>> start Data entries

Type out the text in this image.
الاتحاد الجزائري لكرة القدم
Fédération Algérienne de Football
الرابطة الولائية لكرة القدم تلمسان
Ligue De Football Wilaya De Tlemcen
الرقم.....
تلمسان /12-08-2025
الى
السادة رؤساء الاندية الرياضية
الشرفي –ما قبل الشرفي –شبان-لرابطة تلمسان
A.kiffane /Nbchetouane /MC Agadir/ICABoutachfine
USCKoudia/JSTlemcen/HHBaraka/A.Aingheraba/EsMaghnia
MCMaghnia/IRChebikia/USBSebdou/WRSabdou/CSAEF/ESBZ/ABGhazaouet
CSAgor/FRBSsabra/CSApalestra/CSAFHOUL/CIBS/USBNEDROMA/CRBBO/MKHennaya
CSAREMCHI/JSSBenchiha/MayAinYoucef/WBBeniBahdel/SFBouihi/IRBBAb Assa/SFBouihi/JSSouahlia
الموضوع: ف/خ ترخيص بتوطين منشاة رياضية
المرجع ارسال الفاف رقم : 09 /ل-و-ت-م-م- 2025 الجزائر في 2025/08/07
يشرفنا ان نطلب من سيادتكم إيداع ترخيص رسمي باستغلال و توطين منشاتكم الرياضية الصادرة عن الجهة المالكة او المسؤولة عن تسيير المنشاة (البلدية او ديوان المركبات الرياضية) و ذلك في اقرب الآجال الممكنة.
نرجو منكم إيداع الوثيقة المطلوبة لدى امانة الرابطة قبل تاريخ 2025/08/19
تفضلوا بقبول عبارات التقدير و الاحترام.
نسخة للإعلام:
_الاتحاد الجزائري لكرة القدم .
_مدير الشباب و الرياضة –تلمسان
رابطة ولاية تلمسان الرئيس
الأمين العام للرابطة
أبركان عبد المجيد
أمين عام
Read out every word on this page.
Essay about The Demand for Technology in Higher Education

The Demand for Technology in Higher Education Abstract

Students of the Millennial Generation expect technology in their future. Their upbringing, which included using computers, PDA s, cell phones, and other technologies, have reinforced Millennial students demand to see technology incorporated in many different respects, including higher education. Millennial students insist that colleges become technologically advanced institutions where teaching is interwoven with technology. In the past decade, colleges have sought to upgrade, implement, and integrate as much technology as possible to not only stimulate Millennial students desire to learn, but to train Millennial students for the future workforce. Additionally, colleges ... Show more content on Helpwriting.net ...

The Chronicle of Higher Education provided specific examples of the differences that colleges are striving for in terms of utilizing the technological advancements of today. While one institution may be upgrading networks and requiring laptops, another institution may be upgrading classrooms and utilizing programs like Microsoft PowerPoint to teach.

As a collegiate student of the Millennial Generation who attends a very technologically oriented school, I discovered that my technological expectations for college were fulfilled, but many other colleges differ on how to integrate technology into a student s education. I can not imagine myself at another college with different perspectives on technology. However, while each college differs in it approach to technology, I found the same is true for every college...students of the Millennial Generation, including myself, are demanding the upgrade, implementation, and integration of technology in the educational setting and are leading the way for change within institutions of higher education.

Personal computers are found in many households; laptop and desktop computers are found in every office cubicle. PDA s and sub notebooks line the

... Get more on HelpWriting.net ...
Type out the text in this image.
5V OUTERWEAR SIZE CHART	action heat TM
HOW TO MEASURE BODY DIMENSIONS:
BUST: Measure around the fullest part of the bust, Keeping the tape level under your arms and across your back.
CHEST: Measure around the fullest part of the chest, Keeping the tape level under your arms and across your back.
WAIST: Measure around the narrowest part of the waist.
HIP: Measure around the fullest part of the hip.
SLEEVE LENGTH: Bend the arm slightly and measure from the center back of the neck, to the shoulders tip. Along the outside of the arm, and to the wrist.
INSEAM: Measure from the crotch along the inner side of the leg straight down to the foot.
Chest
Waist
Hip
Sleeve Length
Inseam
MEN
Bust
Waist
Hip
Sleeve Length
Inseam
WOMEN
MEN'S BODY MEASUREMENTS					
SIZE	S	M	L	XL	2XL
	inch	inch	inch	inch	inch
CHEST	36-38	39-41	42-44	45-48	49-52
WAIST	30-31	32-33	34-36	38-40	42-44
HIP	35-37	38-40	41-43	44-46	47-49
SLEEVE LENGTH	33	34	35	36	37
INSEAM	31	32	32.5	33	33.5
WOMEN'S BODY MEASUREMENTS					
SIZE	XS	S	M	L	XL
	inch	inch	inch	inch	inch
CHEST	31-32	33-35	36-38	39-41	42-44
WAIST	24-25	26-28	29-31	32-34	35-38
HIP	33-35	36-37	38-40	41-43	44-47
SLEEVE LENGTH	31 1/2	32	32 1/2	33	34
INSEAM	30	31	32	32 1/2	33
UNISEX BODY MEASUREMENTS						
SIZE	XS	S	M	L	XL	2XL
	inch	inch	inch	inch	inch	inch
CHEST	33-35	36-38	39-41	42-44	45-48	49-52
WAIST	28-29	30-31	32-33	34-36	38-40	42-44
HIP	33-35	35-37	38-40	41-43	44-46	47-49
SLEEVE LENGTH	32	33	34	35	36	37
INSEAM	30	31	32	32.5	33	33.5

>> end Data entries

▶ **Given problem**:
Write all of the records out again exactly.

▶ **Right answer**:
Type out the text in this image.
الاتحاد الجزائري لكرة القدم
Fédération Algérienne de Football
الرابطة الولائية لكرة القدم تلمسان
Ligue De Football Wilaya De Tlemcen
الرقم.....
تلمسان /12-08-2025
الى
السادة رؤساء الاندية الرياضية
الشرفي –ما قبل الشرفي –شبان-لرابطة تلمسان
A.kiffane /Nbchetouane /MC Agadir/ICABoutachfine
USCKoudia/JSTlemcen/HHBaraka/A.Aingheraba/EsMaghnia
MCMaghnia/IRChebikia/USBSebdou/WRSabdou/CSAEF/ESBZ/ABGhazaouet
CSAgor/FRBSsabra/CSApalestra/CSAFHOUL/CIBS/USBNEDROMA/CRBBO/MKHennaya
CSAREMCHI/JSSBenchiha/MayAinYoucef/WBBeniBahdel/SFBouihi/IRBBAb Assa/SFBouihi/JSSouahlia
الموضوع: ف/خ ترخيص بتوطين منشاة رياضية
المرجع ارسال الفاف رقم : 09 /ل-و-ت-م-م- 2025 الجزائر في 2025/08/07
يشرفنا ان نطلب من سيادتكم إيداع ترخيص رسمي باستغلال و توطين منشاتكم الرياضية الصادرة عن الجهة المالكة او المسؤولة عن تسيير المنشاة (البلدية او ديوان المركبات الرياضية) و ذلك في اقرب الآجال الممكنة.
نرجو منكم إيداع الوثيقة المطلوبة لدى امانة الرابطة قبل تاريخ 2025/08/19
تفضلوا بقبول عبارات التقدير و الاحترام.
نسخة للإعلام:
_الاتحاد الجزائري لكرة القدم .
_مدير الشباب و الرياضة –تلمسان
رابطة ولاية تلمسان الرئيس
الأمين العام للرابطة
أبركان عبد المجيد
أمين عام
Read out every word on this page.
Essay about The Demand for Technology in Higher Education

The Demand for Technology in Higher Education Abstract

Students of the Millennial Generation expect technology in their future. Their upbringing, which included using computers, PDA s, cell phones, and other technologies, have reinforced Millennial students demand to see technology incorporated in many different respects, including higher education. Millennial students insist that colleges become technologically advanced institutions where teaching is interwoven with technology. In the past decade, colleges have sought to upgrade, implement, and integrate as much technology as possible to not only stimulate Millennial students desire to learn, but to train Millennial students for the future workforce. Additionally, colleges ... Show more content on Helpwriting.net ...

The Chronicle of Higher Education provided specific examples of the differences that colleges are striving for in terms of utilizing the technological advancements of today. While one institution may be upgrading networks and requiring laptops, another institution may be upgrading classrooms and utilizing programs like Microsoft PowerPoint to teach.

As a collegiate student of the Millennial Generation who attends a very technologically oriented school, I discovered that my technological expectations for college were fulfilled, but many other colleges differ on how to integrate technology into a student s education. I can not imagine myself at another college with different perspectives on technology. However, while each college differs in it approach to technology, I found the same is true for every college...students of the Millennial Generation, including myself, are demanding the upgrade, implementation, and integration of technology in the educational setting and are leading the way for change within institutions of higher education.

Personal computers are found in many households; laptop and desktop computers are found in every office cubicle. PDA s and sub notebooks line the

... Get more on HelpWriting.net ...
Type out the text in this image.
5V OUTERWEAR SIZE CHART	action heat TM
HOW TO MEASURE BODY DIMENSIONS:
BUST: Measure around the fullest part of the bust, Keeping the tape level under your arms and across your back.
CHEST: Measure around the fullest part of the chest, Keeping the tape level under your arms and across your back.
WAIST: Measure around the narrowest part of the waist.
HIP: Measure around the fullest part of the hip.
SLEEVE LENGTH: Bend the arm slightly and measure from the center back of the neck, to the shoulders tip. Along the outside of the arm, and to the wrist.
INSEAM: Measure from the crotch along the inner side of the leg straight down to the foot.
Chest
Waist
Hip
Sleeve Length
Inseam
MEN
Bust
Waist
Hip
Sleeve Length
Inseam
WOMEN
MEN'S BODY MEASUREMENTS					
SIZE	S	M	L	XL	2XL
	inch	inch	inch	inch	inch
CHEST	36-38	39-41	42-44	45-48	49-52
WAIST	30-31	32-33	34-36	38-40	42-44
HIP	35-37	38-40	41-43	44-46	47-49
SLEEVE LENGTH	33	34	35	36	37
INSEAM	31	32	32.5	33	33.5
WOMEN'S BODY MEASUREMENTS					
SIZE	XS	S	M	L	XL
	inch	inch	inch	inch	inch
CHEST	31-32	33-35	36-38	39-41	42-44
WAIST	24-25	26-28	29-31	32-34	35-38
HIP	33-35	36-37	38-40	41-43	44-47
SLEEVE LENGTH	31 1/2	32	32 1/2	33	34
INSEAM	30	31	32	32 1/2	33
UNISEX BODY MEASUREMENTS						
SIZE	XS	S	M	L	XL	2XL
	inch	inch	inch	inch	inch	inch
CHEST	33-35	36-38	39-41	42-44	45-48	49-52
WAIST	28-29	30-31	32-33	34-36	38-40	42-44
HIP	33-35	35-37	38-40	41-43	44-46	47-49
SLEEVE LENGTH	32	33	34	35	36	37
INSEAM	30	31	32	32.5	33	33.5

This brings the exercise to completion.